Dataset rows about figures:
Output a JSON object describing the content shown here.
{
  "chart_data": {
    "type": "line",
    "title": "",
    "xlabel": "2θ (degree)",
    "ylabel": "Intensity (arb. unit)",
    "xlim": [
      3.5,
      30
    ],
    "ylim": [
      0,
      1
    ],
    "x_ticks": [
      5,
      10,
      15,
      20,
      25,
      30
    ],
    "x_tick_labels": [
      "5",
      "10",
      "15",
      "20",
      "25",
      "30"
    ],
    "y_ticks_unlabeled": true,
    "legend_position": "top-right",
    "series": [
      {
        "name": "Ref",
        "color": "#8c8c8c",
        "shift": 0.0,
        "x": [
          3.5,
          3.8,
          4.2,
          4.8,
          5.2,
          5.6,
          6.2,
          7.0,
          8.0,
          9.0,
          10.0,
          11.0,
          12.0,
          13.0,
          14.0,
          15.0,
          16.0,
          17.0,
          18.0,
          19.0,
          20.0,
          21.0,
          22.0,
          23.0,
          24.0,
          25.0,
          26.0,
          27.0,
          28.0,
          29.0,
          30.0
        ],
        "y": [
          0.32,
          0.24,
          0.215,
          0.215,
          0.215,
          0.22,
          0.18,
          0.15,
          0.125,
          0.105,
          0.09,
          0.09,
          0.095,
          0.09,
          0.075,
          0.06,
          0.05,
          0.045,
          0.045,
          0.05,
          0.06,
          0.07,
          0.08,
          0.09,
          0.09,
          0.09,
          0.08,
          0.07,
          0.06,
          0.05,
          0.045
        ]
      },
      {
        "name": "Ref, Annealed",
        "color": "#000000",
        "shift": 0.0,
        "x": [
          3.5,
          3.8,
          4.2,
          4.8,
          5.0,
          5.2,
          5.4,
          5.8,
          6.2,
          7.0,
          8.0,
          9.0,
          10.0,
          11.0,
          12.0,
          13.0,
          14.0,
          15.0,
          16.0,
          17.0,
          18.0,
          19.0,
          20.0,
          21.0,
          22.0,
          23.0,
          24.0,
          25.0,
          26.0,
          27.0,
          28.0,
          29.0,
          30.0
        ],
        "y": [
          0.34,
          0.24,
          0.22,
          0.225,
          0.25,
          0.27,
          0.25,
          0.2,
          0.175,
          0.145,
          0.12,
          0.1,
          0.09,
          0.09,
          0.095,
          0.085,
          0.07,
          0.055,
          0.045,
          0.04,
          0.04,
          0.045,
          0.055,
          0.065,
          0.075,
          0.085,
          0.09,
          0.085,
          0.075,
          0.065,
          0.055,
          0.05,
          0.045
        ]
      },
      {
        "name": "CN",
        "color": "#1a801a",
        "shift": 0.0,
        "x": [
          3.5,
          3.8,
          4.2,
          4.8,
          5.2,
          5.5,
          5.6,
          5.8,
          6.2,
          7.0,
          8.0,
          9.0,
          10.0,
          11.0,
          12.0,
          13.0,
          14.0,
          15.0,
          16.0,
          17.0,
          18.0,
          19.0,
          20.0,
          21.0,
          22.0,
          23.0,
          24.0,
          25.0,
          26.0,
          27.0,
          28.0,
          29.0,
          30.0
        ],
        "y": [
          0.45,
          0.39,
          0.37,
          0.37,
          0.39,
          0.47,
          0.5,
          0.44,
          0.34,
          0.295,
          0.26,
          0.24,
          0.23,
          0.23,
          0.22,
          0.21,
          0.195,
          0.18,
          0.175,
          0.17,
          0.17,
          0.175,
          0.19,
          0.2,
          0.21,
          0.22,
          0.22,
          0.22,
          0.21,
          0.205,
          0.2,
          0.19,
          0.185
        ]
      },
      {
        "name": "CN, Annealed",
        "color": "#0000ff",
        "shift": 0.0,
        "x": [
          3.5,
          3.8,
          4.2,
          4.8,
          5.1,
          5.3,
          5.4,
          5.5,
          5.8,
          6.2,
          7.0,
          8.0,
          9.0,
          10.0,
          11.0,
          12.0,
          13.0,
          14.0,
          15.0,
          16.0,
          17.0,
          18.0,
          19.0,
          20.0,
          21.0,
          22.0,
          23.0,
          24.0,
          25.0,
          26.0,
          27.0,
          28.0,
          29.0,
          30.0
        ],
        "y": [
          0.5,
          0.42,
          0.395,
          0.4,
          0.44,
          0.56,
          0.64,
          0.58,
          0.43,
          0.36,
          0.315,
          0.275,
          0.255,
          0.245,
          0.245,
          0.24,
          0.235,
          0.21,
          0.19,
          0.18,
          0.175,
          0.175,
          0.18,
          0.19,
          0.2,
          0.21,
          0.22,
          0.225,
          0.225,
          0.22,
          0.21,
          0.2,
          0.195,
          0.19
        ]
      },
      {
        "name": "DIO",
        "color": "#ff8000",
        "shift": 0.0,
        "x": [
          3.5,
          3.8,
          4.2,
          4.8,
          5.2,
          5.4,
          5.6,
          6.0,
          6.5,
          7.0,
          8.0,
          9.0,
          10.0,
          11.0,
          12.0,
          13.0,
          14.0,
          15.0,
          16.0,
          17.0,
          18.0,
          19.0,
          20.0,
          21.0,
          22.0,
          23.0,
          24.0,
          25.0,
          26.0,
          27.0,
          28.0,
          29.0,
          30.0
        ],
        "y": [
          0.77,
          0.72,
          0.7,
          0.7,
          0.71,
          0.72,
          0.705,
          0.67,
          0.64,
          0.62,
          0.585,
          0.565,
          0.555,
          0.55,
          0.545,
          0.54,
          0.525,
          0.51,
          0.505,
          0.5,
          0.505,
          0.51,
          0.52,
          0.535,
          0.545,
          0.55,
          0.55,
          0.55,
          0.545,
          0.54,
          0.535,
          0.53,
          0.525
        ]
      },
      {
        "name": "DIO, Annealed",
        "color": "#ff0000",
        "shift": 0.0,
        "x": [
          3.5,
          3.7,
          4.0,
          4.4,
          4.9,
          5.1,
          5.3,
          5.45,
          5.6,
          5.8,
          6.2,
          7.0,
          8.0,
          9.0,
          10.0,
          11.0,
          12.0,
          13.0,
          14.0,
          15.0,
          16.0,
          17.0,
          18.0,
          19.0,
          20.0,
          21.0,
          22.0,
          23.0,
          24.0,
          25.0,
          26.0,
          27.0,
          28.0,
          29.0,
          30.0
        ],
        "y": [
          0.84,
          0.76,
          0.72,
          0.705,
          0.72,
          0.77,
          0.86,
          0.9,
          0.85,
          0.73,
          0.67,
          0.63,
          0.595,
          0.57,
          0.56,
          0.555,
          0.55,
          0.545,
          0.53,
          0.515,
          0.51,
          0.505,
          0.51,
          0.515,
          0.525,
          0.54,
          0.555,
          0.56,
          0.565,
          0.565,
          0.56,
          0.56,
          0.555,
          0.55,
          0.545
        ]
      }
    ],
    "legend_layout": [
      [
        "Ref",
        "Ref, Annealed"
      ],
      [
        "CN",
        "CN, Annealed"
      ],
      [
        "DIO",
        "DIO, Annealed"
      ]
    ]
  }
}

WORK TO BE COMPLETED: Above are the records; copy all of them exactly.

OUTPUT FOR THIS EXERCISE:
Output a JSON object describing the content shown here.
{
  "chart_data": {
    "type": "line",
    "title": "",
    "xlabel": "2θ (degree)",
    "ylabel": "Intensity (arb. unit)",
    "xlim": [
      3.5,
      30
    ],
    "ylim": [
      0,
      1
    ],
    "x_ticks": [
      5,
      10,
      15,
      20,
      25,
      30
    ],
    "x_tick_labels": [
      "5",
      "10",
      "15",
      "20",
      "25",
      "30"
    ],
    "y_ticks_unlabeled": true,
    "legend_position": "top-right",
    "series": [
      {
        "name": "Ref",
        "color": "#8c8c8c",
        "shift": 0.0,
        "x": [
          3.5,
          3.8,
          4.2,
          4.8,
          5.2,
          5.6,
          6.2,
          7.0,
          8.0,
          9.0,
          10.0,
          11.0,
          12.0,
          13.0,
          14.0,
          15.0,
          16.0,
          17.0,
          18.0,
          19.0,
          20.0,
          21.0,
          22.0,
          23.0,
          24.0,
          25.0,
          26.0,
          27.0,
          28.0,
          29.0,
          30.0
        ],
        "y": [
          0.32,
          0.24,
          0.215,
          0.215,
          0.215,
          0.22,
          0.18,
          0.15,
          0.125,
          0.105,
          0.09,
          0.09,
          0.095,
          0.09,
          0.075,
          0.06,
          0.05,
          0.045,
          0.045,
          0.05,
          0.06,
          0.07,
          0.08,
          0.09,
          0.09,
          0.09,
          0.08,
          0.07,
          0.06,
          0.05,
          0.045
        ]
      },
      {
        "name": "Ref, Annealed",
        "color": "#000000",
        "shift": 0.0,
        "x": [
          3.5,
          3.8,
          4.2,
          4.8,
          5.0,
          5.2,
          5.4,
          5.8,
          6.2,
          7.0,
          8.0,
          9.0,
          10.0,
          11.0,
          12.0,
          13.0,
          14.0,
          15.0,
          16.0,
          17.0,
          18.0,
          19.0,
          20.0,
          21.0,
          22.0,
          23.0,
          24.0,
          25.0,
          26.0,
          27.0,
          28.0,
          29.0,
          30.0
        ],
        "y": [
          0.34,
          0.24,
          0.22,
          0.225,
          0.25,
          0.27,
          0.25,
          0.2,
          0.175,
          0.145,
          0.12,
          0.1,
          0.09,
          0.09,
          0.095,
          0.085,
          0.07,
          0.055,
          0.045,
          0.04,
          0.04,
          0.045,
          0.055,
          0.065,
          0.075,
          0.085,
          0.09,
          0.085,
          0.075,
          0.065,
          0.055,
          0.05,
          0.045
        ]
      },
      {
        "name": "CN",
        "color": "#1a801a",
        "shift": 0.0,
        "x": [
          3.5,
          3.8,
          4.2,
          4.8,
          5.2,
          5.5,
          5.6,
          5.8,
          6.2,
          7.0,
          8.0,
          9.0,
          10.0,
          11.0,
          12.0,
          13.0,
          14.0,
          15.0,
          16.0,
          17.0,
          18.0,
          19.0,
          20.0,
          21.0,
          22.0,
          23.0,
          24.0,
          25.0,
          26.0,
          27.0,
          28.0,
          29.0,
          30.0
        ],
        "y": [
          0.45,
          0.39,
          0.37,
          0.37,
          0.39,
          0.47,
          0.5,
          0.44,
          0.34,
          0.295,
          0.26,
          0.24,
          0.23,
          0.23,
          0.22,
          0.21,
          0.195,
          0.18,
          0.175,
          0.17,
          0.17,
          0.175,
          0.19,
          0.2,
          0.21,
          0.22,
          0.22,
          0.22,
          0.21,
          0.205,
          0.2,
          0.19,
          0.185
        ]
      },
      {
        "name": "CN, Annealed",
        "color": "#0000ff",
        "shift": 0.0,
        "x": [
          3.5,
          3.8,
          4.2,
          4.8,
          5.1,
          5.3,
          5.4,
          5.5,
          5.8,
          6.2,
          7.0,
          8.0,
          9.0,
          10.0,
          11.0,
          12.0,
          13.0,
          14.0,
          15.0,
          16.0,
          17.0,
          18.0,
          19.0,
          20.0,
          21.0,
          22.0,
          23.0,
          24.0,
          25.0,
          26.0,
          27.0,
          28.0,
          29.0,
          30.0
        ],
        "y": [
          0.5,
          0.42,
          0.395,
          0.4,
          0.44,
          0.56,
          0.64,
          0.58,
          0.43,
          0.36,
          0.315,
          0.275,
          0.255,
          0.245,
          0.245,
          0.24,
          0.235,
          0.21,
          0.19,
          0.18,
          0.175,
          0.175,
          0.18,
          0.19,
          0.2,
          0.21,
          0.22,
          0.225,
          0.225,
          0.22,
          0.21,
          0.2,
          0.195,
          0.19
        ]
      },
      {
        "name": "DIO",
        "color": "#ff8000",
        "shift": 0.0,
        "x": [
          3.5,
          3.8,
          4.2,
          4.8,
          5.2,
          5.4,
          5.6,
          6.0,
          6.5,
          7.0,
          8.0,
          9.0,
          10.0,
          11.0,
          12.0,
          13.0,
          14.0,
          15.0,
          16.0,
          17.0,
          18.0,
          19.0,
          20.0,
          21.0,
          22.0,
          23.0,
          24.0,
          25.0,
          26.0,
          27.0,
          28.0,
          29.0,
          30.0
        ],
        "y": [
          0.77,
          0.72,
          0.7,
          0.7,
          0.71,
          0.72,
          0.705,
          0.67,
          0.64,
          0.62,
          0.585,
          0.565,
          0.555,
          0.55,
          0.545,
          0.54,
          0.525,
          0.51,
          0.505,
          0.5,
          0.505,
          0.51,
          0.52,
          0.535,
          0.545,
          0.55,
          0.55,
          0.55,
          0.545,
          0.54,
          0.535,
          0.53,
          0.525
        ]
      },
      {
        "name": "DIO, Annealed",
        "color": "#ff0000",
        "shift": 0.0,
        "x": [
          3.5,
          3.7,
          4.0,
          4.4,
          4.9,
          5.1,
          5.3,
          5.45,
          5.6,
          5.8,
          6.2,
          7.0,
          8.0,
          9.0,
          10.0,
          11.0,
          12.0,
          13.0,
          14.0,
          15.0,
          16.0,
          17.0,
          18.0,
          19.0,
          20.0,
          21.0,
          22.0,
          23.0,
          24.0,
          25.0,
          26.0,
          27.0,
          28.0,
          29.0,
          30.0
        ],
        "y": [
          0.84,
          0.76,
          0.72,
          0.705,
          0.72,
          0.77,
          0.86,
          0.9,
          0.85,
          0.73,
          0.67,
          0.63,
          0.595,
          0.57,
          0.56,
          0.555,
          0.55,
          0.545,
          0.53,
          0.515,
          0.51,
          0.505,
          0.51,
          0.515,
          0.525,
          0.54,
          0.555,
          0.56,
          0.565,
          0.565,
          0.56,
          0.56,
          0.555,
          0.55,
          0.545
        ]
      }
    ],
    "legend_layout": [
      [
        "Ref",
        "Ref, Annealed"
      ],
      [
        "CN",
        "CN, Annealed"
      ],
      [
        "DIO",
        "DIO, Annealed"
      ]
    ]
  }
}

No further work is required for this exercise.